======== DATA FOR ANALYSIS ========

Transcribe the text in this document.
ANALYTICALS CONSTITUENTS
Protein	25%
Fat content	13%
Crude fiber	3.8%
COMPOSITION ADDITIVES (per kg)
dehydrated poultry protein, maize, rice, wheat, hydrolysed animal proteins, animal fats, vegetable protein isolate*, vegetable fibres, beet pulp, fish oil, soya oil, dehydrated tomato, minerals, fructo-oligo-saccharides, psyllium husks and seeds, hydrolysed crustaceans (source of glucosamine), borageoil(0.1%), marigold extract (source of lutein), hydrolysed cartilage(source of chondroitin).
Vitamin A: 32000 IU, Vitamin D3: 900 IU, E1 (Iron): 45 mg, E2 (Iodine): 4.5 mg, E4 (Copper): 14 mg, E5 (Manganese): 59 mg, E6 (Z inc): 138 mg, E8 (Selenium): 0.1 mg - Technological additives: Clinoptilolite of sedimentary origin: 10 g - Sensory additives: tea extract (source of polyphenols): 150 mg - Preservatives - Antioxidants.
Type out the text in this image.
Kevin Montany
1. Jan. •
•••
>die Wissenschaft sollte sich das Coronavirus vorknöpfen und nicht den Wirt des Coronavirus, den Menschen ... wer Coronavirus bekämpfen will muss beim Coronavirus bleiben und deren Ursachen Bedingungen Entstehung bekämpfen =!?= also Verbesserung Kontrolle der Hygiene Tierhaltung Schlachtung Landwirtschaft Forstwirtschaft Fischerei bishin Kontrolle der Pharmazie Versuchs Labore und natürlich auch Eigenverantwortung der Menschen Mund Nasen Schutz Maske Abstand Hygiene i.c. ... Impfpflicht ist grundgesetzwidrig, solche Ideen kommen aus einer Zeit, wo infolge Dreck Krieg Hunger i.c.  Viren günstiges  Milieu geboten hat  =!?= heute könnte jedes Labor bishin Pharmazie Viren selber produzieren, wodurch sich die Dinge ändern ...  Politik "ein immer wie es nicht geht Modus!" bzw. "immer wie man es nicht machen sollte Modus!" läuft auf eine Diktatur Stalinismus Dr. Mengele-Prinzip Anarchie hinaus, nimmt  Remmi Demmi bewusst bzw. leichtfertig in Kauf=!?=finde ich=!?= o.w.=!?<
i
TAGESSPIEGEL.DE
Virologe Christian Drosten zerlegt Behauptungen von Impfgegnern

========

» INSTRUCTIONS FOR THE TASK
Copy the records above, keeping each line identical.

» RESPONSE
Transcribe the text in this document.
ANALYTICALS CONSTITUENTS
Protein	25%
Fat content	13%
Crude fiber	3.8%
COMPOSITION ADDITIVES (per kg)
dehydrated poultry protein, maize, rice, wheat, hydrolysed animal proteins, animal fats, vegetable protein isolate*, vegetable fibres, beet pulp, fish oil, soya oil, dehydrated tomato, minerals, fructo-oligo-saccharides, psyllium husks and seeds, hydrolysed crustaceans (source of glucosamine), borageoil(0.1%), marigold extract (source of lutein), hydrolysed cartilage(source of chondroitin).
Vitamin A: 32000 IU, Vitamin D3: 900 IU, E1 (Iron): 45 mg, E2 (Iodine): 4.5 mg, E4 (Copper): 14 mg, E5 (Manganese): 59 mg, E6 (Z inc): 138 mg, E8 (Selenium): 0.1 mg - Technological additives: Clinoptilolite of sedimentary origin: 10 g - Sensory additives: tea extract (source of polyphenols): 150 mg - Preservatives - Antioxidants.
Type out the text in this image.
Kevin Montany
1. Jan. •
•••
>die Wissenschaft sollte sich das Coronavirus vorknöpfen und nicht den Wirt des Coronavirus, den Menschen ... wer Coronavirus bekämpfen will muss beim Coronavirus bleiben und deren Ursachen Bedingungen Entstehung bekämpfen =!?= also Verbesserung Kontrolle der Hygiene Tierhaltung Schlachtung Landwirtschaft Forstwirtschaft Fischerei bishin Kontrolle der Pharmazie Versuchs Labore und natürlich auch Eigenverantwortung der Menschen Mund Nasen Schutz Maske Abstand Hygiene i.c. ... Impfpflicht ist grundgesetzwidrig, solche Ideen kommen aus einer Zeit, wo infolge Dreck Krieg Hunger i.c.  Viren günstiges  Milieu geboten hat  =!?= heute könnte jedes Labor bishin Pharmazie Viren selber produzieren, wodurch sich die Dinge ändern ...  Politik "ein immer wie es nicht geht Modus!" bzw. "immer wie man es nicht machen sollte Modus!" läuft auf eine Diktatur Stalinismus Dr. Mengele-Prinzip Anarchie hinaus, nimmt  Remmi Demmi bewusst bzw. leichtfertig in Kauf=!?=finde ich=!?= o.w.=!?<
i
TAGESSPIEGEL.DE
Virologe Christian Drosten zerlegt Behauptungen von Impfgegnern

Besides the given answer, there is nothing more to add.